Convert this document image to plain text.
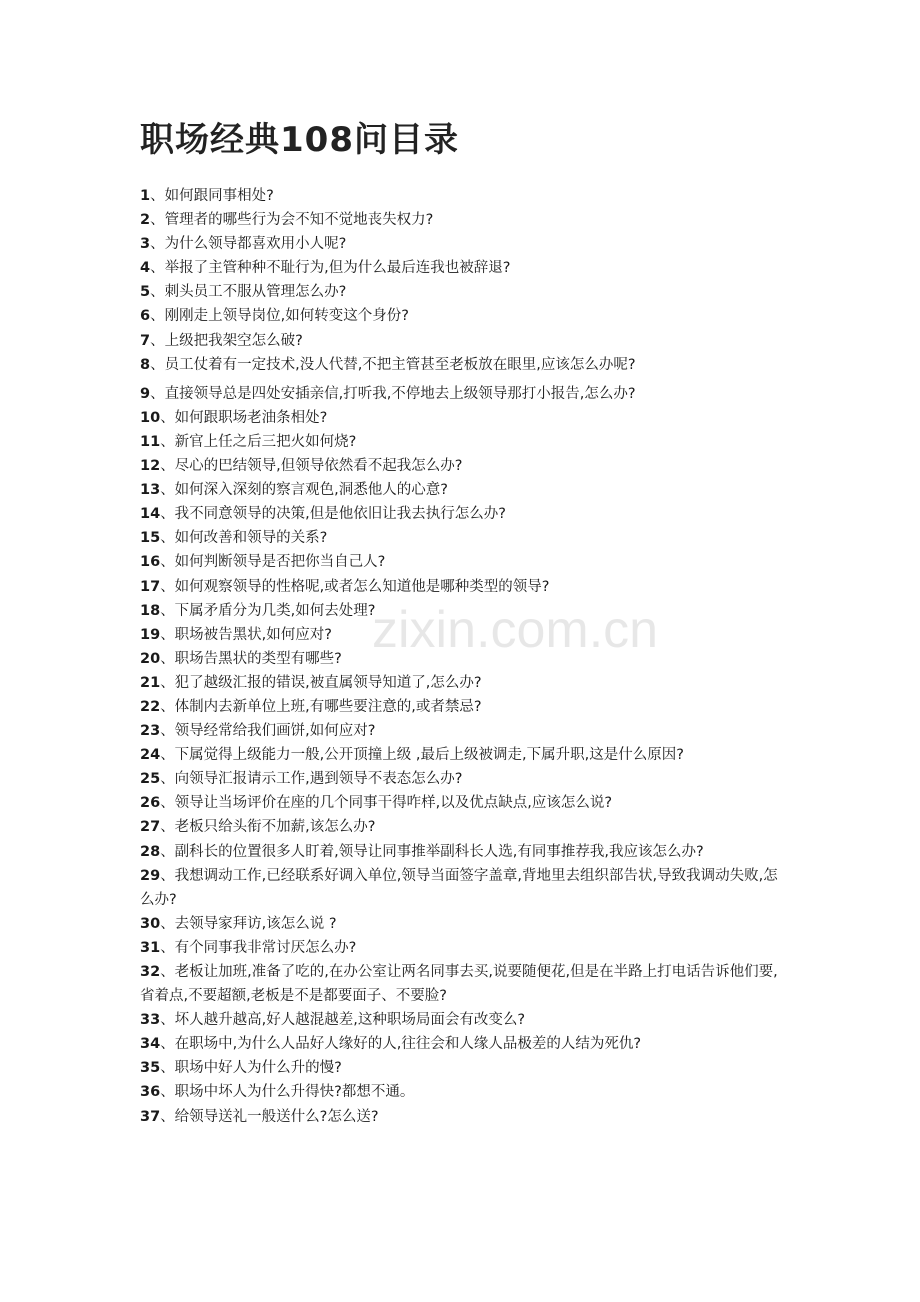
职场经典108问目录
1、如何跟同事相处?
2、管理者的哪些行为会不知不觉地丧失权力?
3、为什么领导都喜欢用小人呢?
4、举报了主管种种不耻行为,但为什么最后连我也被辞退?
5、刺头员工不服从管理怎么办?
6、刚刚走上领导岗位,如何转变这个身份?
7、上级把我架空怎么破?
8、员工仗着有一定技术,没人代替,不把主管甚至老板放在眼里,应该怎么办呢?
9、直接领导总是四处安插亲信,打听我,不停地去上级领导那打小报告,怎么办?
10、如何跟职场老油条相处?
11、新官上任之后三把火如何烧?
12、尽心的巴结领导,但领导依然看不起我怎么办?
13、如何深入深刻的察言观色,洞悉他人的心意?
14、我不同意领导的决策,但是他依旧让我去执行怎么办?
15、如何改善和领导的关系?
16、如何判断领导是否把你当自己人?
17、如何观察领导的性格呢,或者怎么知道他是哪种类型的领导?
18、下属矛盾分为几类,如何去处理?
19、职场被告黑状,如何应对?
20、职场告黑状的类型有哪些?
21、犯了越级汇报的错误,被直属领导知道了,怎么办?
22、体制内去新单位上班,有哪些要注意的,或者禁忌?
23、领导经常给我们画饼,如何应对?
24、下属觉得上级能力一般,公开顶撞上级 ,最后上级被调走,下属升职,这是什么原因?
25、向领导汇报请示工作,遇到领导不表态怎么办?
26、领导让当场评价在座的几个同事干得咋样,以及优点缺点,应该怎么说?
27、老板只给头衔不加薪,该怎么办?
28、副科长的位置很多人盯着,领导让同事推举副科长人选,有同事推荐我,我应该怎么办?
29、我想调动工作,已经联系好调入单位,领导当面签字盖章,背地里去组织部告状,导致我调动失败,怎么办?
30、去领导家拜访,该怎么说 ?
31、有个同事我非常讨厌怎么办?
32、老板让加班,准备了吃的,在办公室让两名同事去买,说要随便花,但是在半路上打电话告诉他们要,省着点,不要超额,老板是不是都要面子、不要脸?
33、坏人越升越高,好人越混越差,这种职场局面会有改变么?
34、在职场中,为什么人品好人缘好的人,往往会和人缘人品极差的人结为死仇?
35、职场中好人为什么升的慢?
36、职场中坏人为什么升得快?都想不通。
37、给领导送礼一般送什么?怎么送?
zixin.com.cn
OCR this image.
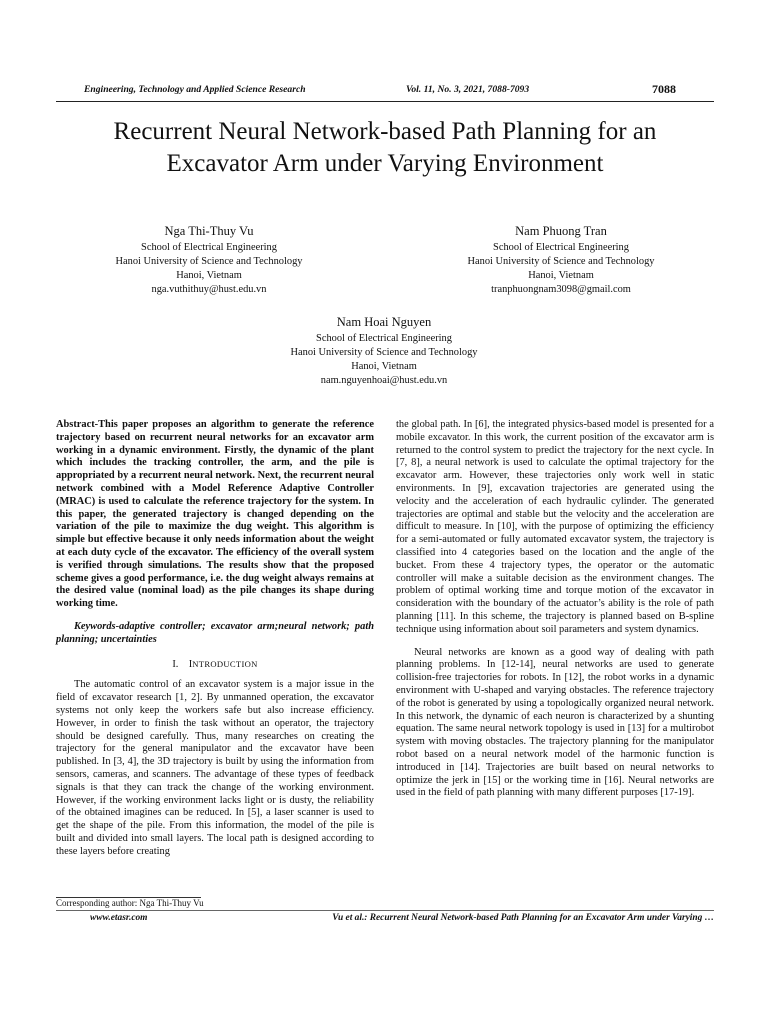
Engineering, Technology and Applied Science Research	Vol. 11, No. 3, 2021, 7088-7093	7088
Recurrent Neural Network-based Path Planning for an
Excavator Arm under Varying Environment
Nga Thi-Thuy Vu
School of Electrical Engineering
Hanoi University of Science and Technology
Hanoi, Vietnam
nga.vuthithuy@hust.edu.vn
Nam Phuong Tran
School of Electrical Engineering
Hanoi University of Science and Technology
Hanoi, Vietnam
tranphuongnam3098@gmail.com
Nam Hoai Nguyen
School of Electrical Engineering
Hanoi University of Science and Technology
Hanoi, Vietnam
nam.nguyenhoai@hust.edu.vn

Abstract-This paper proposes an algorithm to generate the reference trajectory based on recurrent neural networks for an excavator arm working in a dynamic environment. Firstly, the dynamic of the plant which includes the tracking controller, the arm, and the pile is appropriated by a recurrent neural network. Next, the recurrent neural network combined with a Model Reference Adaptive Controller (MRAC) is used to calculate the reference trajectory for the system. In this paper, the generated trajectory is changed depending on the variation of the pile to maximize the dug weight. This algorithm is simple but effective because it only needs information about the weight at each duty cycle of the excavator. The efficiency of the overall system is verified through simulations. The results show that the proposed scheme gives a good performance, i.e. the dug weight always remains at the desired value (nominal load) as the pile changes its shape during working time.

Keywords-adaptive controller; excavator arm;neural network; path planning; uncertainties

I. INTRODUCTION

The automatic control of an excavator system is a major issue in the field of excavator research [1, 2]. By unmanned operation, the excavator systems not only keep the workers safe but also increase efficiency. However, in order to finish the task without an operator, the trajectory should be designed carefully. Thus, many researches on creating the trajectory for the general manipulator and the excavator have been published. In [3, 4], the 3D trajectory is built by using the information from sensors, cameras, and scanners. The advantage of these types of feedback signals is that they can track the change of the working environment. However, if the working environment lacks light or is dusty, the reliability of the obtained imagines can be reduced. In [5], a laser scanner is used to get the shape of the pile. From this information, the model of the pile is built and divided into small layers. The local path is designed according to these layers before creating

the global path. In [6], the integrated physics-based model is presented for a mobile excavator. In this work, the current position of the excavator arm is returned to the control system to predict the trajectory for the next cycle. In [7, 8], a neural network is used to calculate the optimal trajectory for the excavator arm. However, these trajectories only work well in static environments. In [9], excavation trajectories are generated using the velocity and the acceleration of each hydraulic cylinder. The generated trajectories are optimal and stable but the velocity and the acceleration are difficult to measure. In [10], with the purpose of optimizing the efficiency for a semi-automated or fully automated excavator system, the trajectory is classified into 4 categories based on the location and the angle of the bucket. From these 4 trajectory types, the operator or the automatic controller will make a suitable decision as the environment changes. The problem of optimal working time and torque motion of the excavator in consideration with the boundary of the actuator’s ability is the role of path planning [11]. In this scheme, the trajectory is planned based on B-spline technique using information about soil parameters and system dynamics.

Neural networks are known as a good way of dealing with path planning problems. In [12-14], neural networks are used to generate collision-free trajectories for robots. In [12], the robot works in a dynamic environment with U-shaped and varying obstacles. The reference trajectory of the robot is generated by using a topologically organized neural network. In this network, the dynamic of each neuron is characterized by a shunting equation. The same neural network topology is used in [13] for a multirobot system with moving obstacles. The trajectory planning for the manipulator robot based on a neural network model of the harmonic function is introduced in [14]. Trajectories are built based on neural networks to optimize the jerk in [15] or the working time in [16]. Neural networks are used in the field of path planning with many different purposes [17-19].

Corresponding author: Nga Thi-Thuy Vu
www.etasr.com	Vu et al.: Recurrent Neural Network-based Path Planning for an Excavator Arm under Varying …
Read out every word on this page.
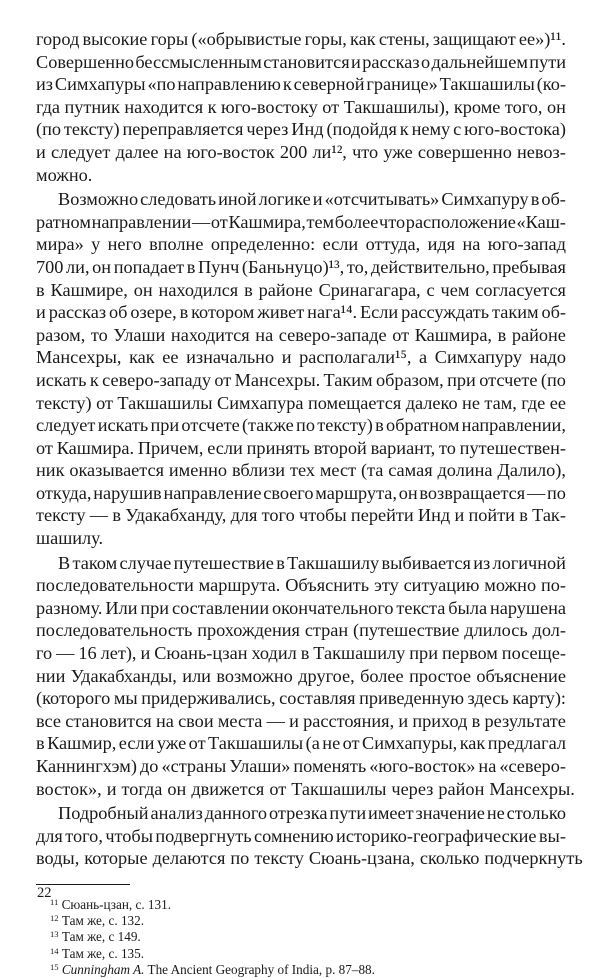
город высокие горы («обрывистые горы, как стены, защищают ее»)¹¹.
Совершенно бессмысленным становится и рассказ о дальнейшем пути
из Симхапуры «по направлению к северной границе» Такшашилы (ко-
гда путник находится к юго-востоку от Такшашилы), кроме того, он
(по тексту) переправляется через Инд (подойдя к нему с юго-востока)
и следует далее на юго-восток 200 ли¹², что уже совершенно невоз-
можно.
Возможно следовать иной логике и «отсчитывать» Симхапуру в об-
ратном направлении — от Кашмира, тем более что расположение «Каш-
мира» у него вполне определенно: если оттуда, идя на юго-запад
700 ли, он попадает в Пунч (Баньнуцо)¹³, то, действительно, пребывая
в Кашмире, он находился в районе Сринагагара, с чем согласуется
и рассказ об озере, в котором живет нага¹⁴. Если рассуждать таким об-
разом, то Улаши находится на северо-западе от Кашмира, в районе
Мансехры, как ее изначально и располагали¹⁵, а Симхапуру надо
искать к северо-западу от Мансехры. Таким образом, при отсчете (по
тексту) от Такшашилы Симхапура помещается далеко не там, где ее
следует искать при отсчете (также по тексту) в обратном направлении,
от Кашмира. Причем, если принять второй вариант, то путешествен-
ник оказывается именно вблизи тех мест (та самая долина Далило),
откуда, нарушив направление своего маршрута, он возвращается — по
тексту — в Удакабханду, для того чтобы перейти Инд и пойти в Так-
шашилу.
В таком случае путешествие в Такшашилу выбивается из логичной
последовательности маршрута. Объяснить эту ситуацию можно по-
разному. Или при составлении окончательного текста была нарушена
последовательность прохождения стран (путешествие длилось дол-
го — 16 лет), и Сюань-цзан ходил в Такшашилу при первом посеще-
нии Удакабханды, или возможно другое, более простое объяснение
(которого мы придерживались, составляя приведенную здесь карту):
все становится на свои места — и расстояния, и приход в результате
в Кашмир, если уже от Такшашилы (а не от Симхапуры, как предлагал
Каннингхэм) до «страны Улаши» поменять «юго-восток» на «северо-
восток», и тогда он движется от Такшашилы через район Мансехры.
Подробный анализ данного отрезка пути имеет значение не столько
для того, чтобы подвергнуть сомнению историко-географические вы-
воды, которые делаются по тексту Сюань-цзана, сколько подчеркнуть
$^{11}$ Сюань-цзан, с. 131.
$^{12}$ Там же, с. 132.
$^{13}$ Там же, с 149.
$^{14}$ Там же, с. 135.
$^{15}$ Cunningham A. The Ancient Geography of India, p. 87–88.
22
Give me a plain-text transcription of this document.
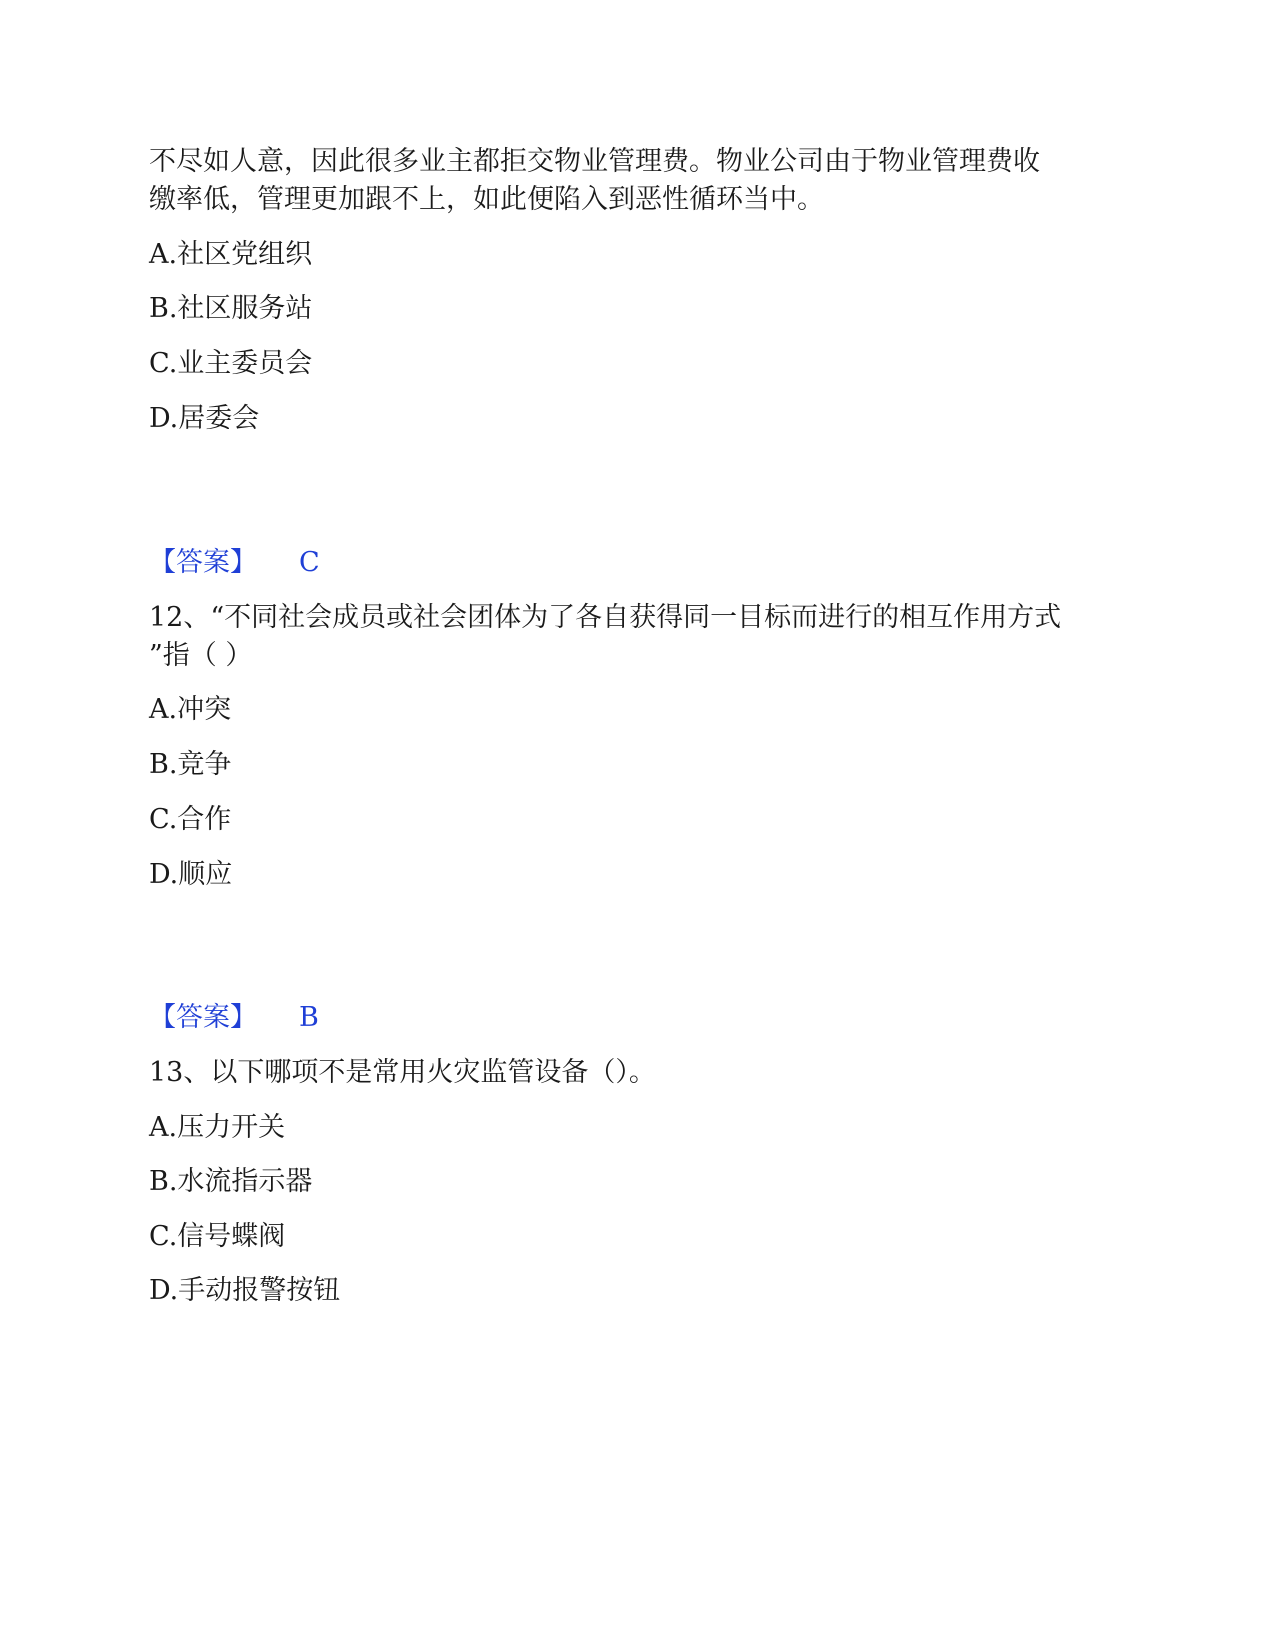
不尽如人意，因此很多业主都拒交物业管理费。物业公司由于物业管理费收
缴率低，管理更加跟不上，如此便陷入到恶性循环当中。
A.社区党组织
B.社区服务站
C.业主委员会
D.居委会
【答案】 C
12、“不同社会成员或社会团体为了各自获得同一目标而进行的相互作用方式
”指（ ）
A.冲突
B.竞争
C.合作
D.顺应
【答案】 B
13、以下哪项不是常用火灾监管设备（）。
A.压力开关
B.水流指示器
C.信号蝶阀
D.手动报警按钮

◇ ◇ ◇ ◇ ◇

§ AIM:
Where a line contains "пути", copy that line.

§ TASK RESULT:
Совершенно бессмысленным становится и рассказ о дальнейшем пути
Подробный анализ данного отрезка пути имеет значение не столько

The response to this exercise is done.